◆ **EXERCISE OBJECTIVE**: The records that follow must be repeated verbatim, every one of them.
─── INPUT DATA
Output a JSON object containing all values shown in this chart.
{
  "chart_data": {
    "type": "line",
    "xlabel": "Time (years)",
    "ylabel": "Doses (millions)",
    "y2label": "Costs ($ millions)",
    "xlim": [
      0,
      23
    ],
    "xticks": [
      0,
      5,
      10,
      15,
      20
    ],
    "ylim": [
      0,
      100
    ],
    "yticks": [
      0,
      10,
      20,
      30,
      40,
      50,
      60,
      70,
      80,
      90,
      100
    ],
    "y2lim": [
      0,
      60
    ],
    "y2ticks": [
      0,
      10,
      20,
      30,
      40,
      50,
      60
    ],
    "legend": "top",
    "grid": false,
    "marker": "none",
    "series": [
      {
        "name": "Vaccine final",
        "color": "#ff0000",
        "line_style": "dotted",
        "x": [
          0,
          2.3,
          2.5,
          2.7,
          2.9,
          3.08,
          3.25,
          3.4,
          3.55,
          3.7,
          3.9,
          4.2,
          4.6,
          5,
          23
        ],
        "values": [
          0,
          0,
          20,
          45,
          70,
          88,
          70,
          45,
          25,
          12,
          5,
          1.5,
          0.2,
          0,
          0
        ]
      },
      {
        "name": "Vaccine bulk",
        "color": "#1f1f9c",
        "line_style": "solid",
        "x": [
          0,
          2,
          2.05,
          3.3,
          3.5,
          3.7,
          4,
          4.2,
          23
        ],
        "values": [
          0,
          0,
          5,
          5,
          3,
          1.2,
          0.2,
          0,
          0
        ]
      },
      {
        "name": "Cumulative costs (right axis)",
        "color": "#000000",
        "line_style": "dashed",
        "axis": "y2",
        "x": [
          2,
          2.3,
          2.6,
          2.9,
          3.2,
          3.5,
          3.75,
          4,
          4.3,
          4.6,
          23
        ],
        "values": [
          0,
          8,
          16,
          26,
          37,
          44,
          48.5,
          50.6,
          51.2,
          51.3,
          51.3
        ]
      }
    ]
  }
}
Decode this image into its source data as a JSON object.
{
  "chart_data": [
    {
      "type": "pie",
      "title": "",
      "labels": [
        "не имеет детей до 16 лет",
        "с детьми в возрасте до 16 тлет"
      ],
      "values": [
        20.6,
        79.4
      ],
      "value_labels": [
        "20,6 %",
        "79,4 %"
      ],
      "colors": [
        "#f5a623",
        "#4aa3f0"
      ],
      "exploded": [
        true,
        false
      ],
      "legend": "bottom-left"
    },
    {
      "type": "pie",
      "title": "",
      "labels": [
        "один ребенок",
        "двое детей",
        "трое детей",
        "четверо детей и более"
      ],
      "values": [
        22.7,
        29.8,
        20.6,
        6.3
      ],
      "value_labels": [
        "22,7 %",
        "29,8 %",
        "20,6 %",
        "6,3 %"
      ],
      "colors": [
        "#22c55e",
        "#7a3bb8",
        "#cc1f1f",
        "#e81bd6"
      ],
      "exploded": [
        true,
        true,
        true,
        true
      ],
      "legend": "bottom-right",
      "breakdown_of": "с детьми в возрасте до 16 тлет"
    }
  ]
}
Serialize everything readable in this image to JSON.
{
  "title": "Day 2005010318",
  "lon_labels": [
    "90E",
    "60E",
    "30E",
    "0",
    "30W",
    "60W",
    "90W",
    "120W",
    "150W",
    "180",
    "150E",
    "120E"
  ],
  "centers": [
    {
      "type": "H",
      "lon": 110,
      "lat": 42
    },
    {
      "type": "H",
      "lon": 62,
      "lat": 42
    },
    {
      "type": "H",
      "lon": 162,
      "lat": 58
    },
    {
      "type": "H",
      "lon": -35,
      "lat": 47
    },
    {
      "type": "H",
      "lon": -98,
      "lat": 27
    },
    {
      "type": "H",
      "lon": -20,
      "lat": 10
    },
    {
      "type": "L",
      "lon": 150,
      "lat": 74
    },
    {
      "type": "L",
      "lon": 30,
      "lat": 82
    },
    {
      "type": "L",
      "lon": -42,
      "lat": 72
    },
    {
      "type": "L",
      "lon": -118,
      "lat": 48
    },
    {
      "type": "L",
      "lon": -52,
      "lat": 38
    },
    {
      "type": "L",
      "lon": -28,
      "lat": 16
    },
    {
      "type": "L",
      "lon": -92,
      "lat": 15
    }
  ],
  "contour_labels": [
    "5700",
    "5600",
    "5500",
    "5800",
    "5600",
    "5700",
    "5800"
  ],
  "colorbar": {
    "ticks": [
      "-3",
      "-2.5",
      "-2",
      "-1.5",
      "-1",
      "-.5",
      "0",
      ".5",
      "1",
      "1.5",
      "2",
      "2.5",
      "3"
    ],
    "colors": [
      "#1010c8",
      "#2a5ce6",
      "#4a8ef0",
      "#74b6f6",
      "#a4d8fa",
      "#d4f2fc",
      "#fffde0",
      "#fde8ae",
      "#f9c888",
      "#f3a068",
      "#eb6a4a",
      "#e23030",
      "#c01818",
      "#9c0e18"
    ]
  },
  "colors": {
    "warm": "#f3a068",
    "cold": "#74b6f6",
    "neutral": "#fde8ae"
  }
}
──────
◆ **THE ANSWER**:
Output a JSON object containing all values shown in this chart.
{
  "chart_data": {
    "type": "line",
    "xlabel": "Time (years)",
    "ylabel": "Doses (millions)",
    "y2label": "Costs ($ millions)",
    "xlim": [
      0,
      23
    ],
    "xticks": [
      0,
      5,
      10,
      15,
      20
    ],
    "ylim": [
      0,
      100
    ],
    "yticks": [
      0,
      10,
      20,
      30,
      40,
      50,
      60,
      70,
      80,
      90,
      100
    ],
    "y2lim": [
      0,
      60
    ],
    "y2ticks": [
      0,
      10,
      20,
      30,
      40,
      50,
      60
    ],
    "legend": "top",
    "grid": false,
    "marker": "none",
    "series": [
      {
        "name": "Vaccine final",
        "color": "#ff0000",
        "line_style": "dotted",
        "x": [
          0,
          2.3,
          2.5,
          2.7,
          2.9,
          3.08,
          3.25,
          3.4,
          3.55,
          3.7,
          3.9,
          4.2,
          4.6,
          5,
          23
        ],
        "values": [
          0,
          0,
          20,
          45,
          70,
          88,
          70,
          45,
          25,
          12,
          5,
          1.5,
          0.2,
          0,
          0
        ]
      },
      {
        "name": "Vaccine bulk",
        "color": "#1f1f9c",
        "line_style": "solid",
        "x": [
          0,
          2,
          2.05,
          3.3,
          3.5,
          3.7,
          4,
          4.2,
          23
        ],
        "values": [
          0,
          0,
          5,
          5,
          3,
          1.2,
          0.2,
          0,
          0
        ]
      },
      {
        "name": "Cumulative costs (right axis)",
        "color": "#000000",
        "line_style": "dashed",
        "axis": "y2",
        "x": [
          2,
          2.3,
          2.6,
          2.9,
          3.2,
          3.5,
          3.75,
          4,
          4.3,
          4.6,
          23
        ],
        "values": [
          0,
          8,
          16,
          26,
          37,
          44,
          48.5,
          50.6,
          51.2,
          51.3,
          51.3
        ]
      }
    ]
  }
}
Decode this image into its source data as a JSON object.
{
  "chart_data": [
    {
      "type": "pie",
      "title": "",
      "labels": [
        "не имеет детей до 16 лет",
        "с детьми в возрасте до 16 тлет"
      ],
      "values": [
        20.6,
        79.4
      ],
      "value_labels": [
        "20,6 %",
        "79,4 %"
      ],
      "colors": [
        "#f5a623",
        "#4aa3f0"
      ],
      "exploded": [
        true,
        false
      ],
      "legend": "bottom-left"
    },
    {
      "type": "pie",
      "title": "",
      "labels": [
        "один ребенок",
        "двое детей",
        "трое детей",
        "четверо детей и более"
      ],
      "values": [
        22.7,
        29.8,
        20.6,
        6.3
      ],
      "value_labels": [
        "22,7 %",
        "29,8 %",
        "20,6 %",
        "6,3 %"
      ],
      "colors": [
        "#22c55e",
        "#7a3bb8",
        "#cc1f1f",
        "#e81bd6"
      ],
      "exploded": [
        true,
        true,
        true,
        true
      ],
      "legend": "bottom-right",
      "breakdown_of": "с детьми в возрасте до 16 тлет"
    }
  ]
}
Serialize everything readable in this image to JSON.
{
  "title": "Day 2005010318",
  "lon_labels": [
    "90E",
    "60E",
    "30E",
    "0",
    "30W",
    "60W",
    "90W",
    "120W",
    "150W",
    "180",
    "150E",
    "120E"
  ],
  "centers": [
    {
      "type": "H",
      "lon": 110,
      "lat": 42
    },
    {
      "type": "H",
      "lon": 62,
      "lat": 42
    },
    {
      "type": "H",
      "lon": 162,
      "lat": 58
    },
    {
      "type": "H",
      "lon": -35,
      "lat": 47
    },
    {
      "type": "H",
      "lon": -98,
      "lat": 27
    },
    {
      "type": "H",
      "lon": -20,
      "lat": 10
    },
    {
      "type": "L",
      "lon": 150,
      "lat": 74
    },
    {
      "type": "L",
      "lon": 30,
      "lat": 82
    },
    {
      "type": "L",
      "lon": -42,
      "lat": 72
    },
    {
      "type": "L",
      "lon": -118,
      "lat": 48
    },
    {
      "type": "L",
      "lon": -52,
      "lat": 38
    },
    {
      "type": "L",
      "lon": -28,
      "lat": 16
    },
    {
      "type": "L",
      "lon": -92,
      "lat": 15
    }
  ],
  "contour_labels": [
    "5700",
    "5600",
    "5500",
    "5800",
    "5600",
    "5700",
    "5800"
  ],
  "colorbar": {
    "ticks": [
      "-3",
      "-2.5",
      "-2",
      "-1.5",
      "-1",
      "-.5",
      "0",
      ".5",
      "1",
      "1.5",
      "2",
      "2.5",
      "3"
    ],
    "colors": [
      "#1010c8",
      "#2a5ce6",
      "#4a8ef0",
      "#74b6f6",
      "#a4d8fa",
      "#d4f2fc",
      "#fffde0",
      "#fde8ae",
      "#f9c888",
      "#f3a068",
      "#eb6a4a",
      "#e23030",
      "#c01818",
      "#9c0e18"
    ]
  },
  "colors": {
    "warm": "#f3a068",
    "cold": "#74b6f6",
    "neutral": "#fde8ae"
  }
}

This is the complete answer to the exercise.